Required task ▸
What follows is a listing; give it again exactly, in its entirety.
___ Task input
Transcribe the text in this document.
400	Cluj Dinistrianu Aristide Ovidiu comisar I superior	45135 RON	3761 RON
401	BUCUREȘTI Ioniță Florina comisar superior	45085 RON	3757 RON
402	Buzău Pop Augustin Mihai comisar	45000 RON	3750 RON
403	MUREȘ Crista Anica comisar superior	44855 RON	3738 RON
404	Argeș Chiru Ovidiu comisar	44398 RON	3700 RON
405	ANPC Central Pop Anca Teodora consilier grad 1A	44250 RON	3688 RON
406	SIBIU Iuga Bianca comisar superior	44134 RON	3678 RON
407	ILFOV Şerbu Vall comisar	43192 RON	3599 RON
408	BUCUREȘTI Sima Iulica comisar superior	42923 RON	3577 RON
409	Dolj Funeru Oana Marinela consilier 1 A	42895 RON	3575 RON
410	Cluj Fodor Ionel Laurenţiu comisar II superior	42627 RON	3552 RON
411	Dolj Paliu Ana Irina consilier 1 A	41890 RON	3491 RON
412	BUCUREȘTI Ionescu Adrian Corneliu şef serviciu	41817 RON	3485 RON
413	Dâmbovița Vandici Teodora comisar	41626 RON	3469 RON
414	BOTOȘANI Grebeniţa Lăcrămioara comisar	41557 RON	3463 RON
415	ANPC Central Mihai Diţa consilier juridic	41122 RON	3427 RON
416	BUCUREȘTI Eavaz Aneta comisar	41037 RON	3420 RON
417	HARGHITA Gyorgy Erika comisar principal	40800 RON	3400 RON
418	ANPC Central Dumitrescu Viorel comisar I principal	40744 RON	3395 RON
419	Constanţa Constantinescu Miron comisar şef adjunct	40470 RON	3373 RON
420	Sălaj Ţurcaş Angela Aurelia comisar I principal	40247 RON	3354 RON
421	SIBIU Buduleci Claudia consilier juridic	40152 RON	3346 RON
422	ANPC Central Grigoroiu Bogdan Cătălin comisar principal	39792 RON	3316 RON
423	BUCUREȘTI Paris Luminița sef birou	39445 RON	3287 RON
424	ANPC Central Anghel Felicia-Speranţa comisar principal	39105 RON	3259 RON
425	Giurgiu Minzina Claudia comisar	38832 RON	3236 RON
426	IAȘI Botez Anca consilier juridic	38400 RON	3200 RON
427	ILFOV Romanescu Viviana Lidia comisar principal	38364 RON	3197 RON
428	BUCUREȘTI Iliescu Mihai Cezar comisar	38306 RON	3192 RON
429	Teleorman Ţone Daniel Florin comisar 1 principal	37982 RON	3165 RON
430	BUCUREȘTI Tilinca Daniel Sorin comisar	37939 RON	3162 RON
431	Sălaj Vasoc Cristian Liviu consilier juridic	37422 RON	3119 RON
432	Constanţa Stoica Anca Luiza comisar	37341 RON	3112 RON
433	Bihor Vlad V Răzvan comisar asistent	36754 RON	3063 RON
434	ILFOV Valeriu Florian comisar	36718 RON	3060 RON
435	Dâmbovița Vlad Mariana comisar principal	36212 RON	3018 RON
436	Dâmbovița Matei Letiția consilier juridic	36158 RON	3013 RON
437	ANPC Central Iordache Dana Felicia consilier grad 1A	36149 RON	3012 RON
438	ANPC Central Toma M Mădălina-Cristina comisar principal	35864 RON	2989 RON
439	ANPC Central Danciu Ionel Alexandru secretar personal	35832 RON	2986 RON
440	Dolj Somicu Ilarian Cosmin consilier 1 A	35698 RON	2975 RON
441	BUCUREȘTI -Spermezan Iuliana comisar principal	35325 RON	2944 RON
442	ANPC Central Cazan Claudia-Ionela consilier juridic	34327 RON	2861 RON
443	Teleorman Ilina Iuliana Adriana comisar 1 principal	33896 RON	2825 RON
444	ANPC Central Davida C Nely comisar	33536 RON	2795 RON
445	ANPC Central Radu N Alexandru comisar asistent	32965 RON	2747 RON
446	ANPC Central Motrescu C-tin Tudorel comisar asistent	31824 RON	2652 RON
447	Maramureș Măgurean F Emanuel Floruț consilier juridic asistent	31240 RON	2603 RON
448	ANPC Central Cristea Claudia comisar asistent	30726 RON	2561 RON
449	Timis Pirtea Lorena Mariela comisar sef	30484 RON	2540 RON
______
Result ▸
Transcribe the text in this document.
400	Cluj Dinistrianu Aristide Ovidiu comisar I superior	45135 RON	3761 RON
401	BUCUREȘTI Ioniță Florina comisar superior	45085 RON	3757 RON
402	Buzău Pop Augustin Mihai comisar	45000 RON	3750 RON
403	MUREȘ Crista Anica comisar superior	44855 RON	3738 RON
404	Argeș Chiru Ovidiu comisar	44398 RON	3700 RON
405	ANPC Central Pop Anca Teodora consilier grad 1A	44250 RON	3688 RON
406	SIBIU Iuga Bianca comisar superior	44134 RON	3678 RON
407	ILFOV Şerbu Vall comisar	43192 RON	3599 RON
408	BUCUREȘTI Sima Iulica comisar superior	42923 RON	3577 RON
409	Dolj Funeru Oana Marinela consilier 1 A	42895 RON	3575 RON
410	Cluj Fodor Ionel Laurenţiu comisar II superior	42627 RON	3552 RON
411	Dolj Paliu Ana Irina consilier 1 A	41890 RON	3491 RON
412	BUCUREȘTI Ionescu Adrian Corneliu şef serviciu	41817 RON	3485 RON
413	Dâmbovița Vandici Teodora comisar	41626 RON	3469 RON
414	BOTOȘANI Grebeniţa Lăcrămioara comisar	41557 RON	3463 RON
415	ANPC Central Mihai Diţa consilier juridic	41122 RON	3427 RON
416	BUCUREȘTI Eavaz Aneta comisar	41037 RON	3420 RON
417	HARGHITA Gyorgy Erika comisar principal	40800 RON	3400 RON
418	ANPC Central Dumitrescu Viorel comisar I principal	40744 RON	3395 RON
419	Constanţa Constantinescu Miron comisar şef adjunct	40470 RON	3373 RON
420	Sălaj Ţurcaş Angela Aurelia comisar I principal	40247 RON	3354 RON
421	SIBIU Buduleci Claudia consilier juridic	40152 RON	3346 RON
422	ANPC Central Grigoroiu Bogdan Cătălin comisar principal	39792 RON	3316 RON
423	BUCUREȘTI Paris Luminița sef birou	39445 RON	3287 RON
424	ANPC Central Anghel Felicia-Speranţa comisar principal	39105 RON	3259 RON
425	Giurgiu Minzina Claudia comisar	38832 RON	3236 RON
426	IAȘI Botez Anca consilier juridic	38400 RON	3200 RON
427	ILFOV Romanescu Viviana Lidia comisar principal	38364 RON	3197 RON
428	BUCUREȘTI Iliescu Mihai Cezar comisar	38306 RON	3192 RON
429	Teleorman Ţone Daniel Florin comisar 1 principal	37982 RON	3165 RON
430	BUCUREȘTI Tilinca Daniel Sorin comisar	37939 RON	3162 RON
431	Sălaj Vasoc Cristian Liviu consilier juridic	37422 RON	3119 RON
432	Constanţa Stoica Anca Luiza comisar	37341 RON	3112 RON
433	Bihor Vlad V Răzvan comisar asistent	36754 RON	3063 RON
434	ILFOV Valeriu Florian comisar	36718 RON	3060 RON
435	Dâmbovița Vlad Mariana comisar principal	36212 RON	3018 RON
436	Dâmbovița Matei Letiția consilier juridic	36158 RON	3013 RON
437	ANPC Central Iordache Dana Felicia consilier grad 1A	36149 RON	3012 RON
438	ANPC Central Toma M Mădălina-Cristina comisar principal	35864 RON	2989 RON
439	ANPC Central Danciu Ionel Alexandru secretar personal	35832 RON	2986 RON
440	Dolj Somicu Ilarian Cosmin consilier 1 A	35698 RON	2975 RON
441	BUCUREȘTI -Spermezan Iuliana comisar principal	35325 RON	2944 RON
442	ANPC Central Cazan Claudia-Ionela consilier juridic	34327 RON	2861 RON
443	Teleorman Ilina Iuliana Adriana comisar 1 principal	33896 RON	2825 RON
444	ANPC Central Davida C Nely comisar	33536 RON	2795 RON
445	ANPC Central Radu N Alexandru comisar asistent	32965 RON	2747 RON
446	ANPC Central Motrescu C-tin Tudorel comisar asistent	31824 RON	2652 RON
447	Maramureș Măgurean F Emanuel Floruț consilier juridic asistent	31240 RON	2603 RON
448	ANPC Central Cristea Claudia comisar asistent	30726 RON	2561 RON
449	Timis Pirtea Lorena Mariela comisar sef	30484 RON	2540 RON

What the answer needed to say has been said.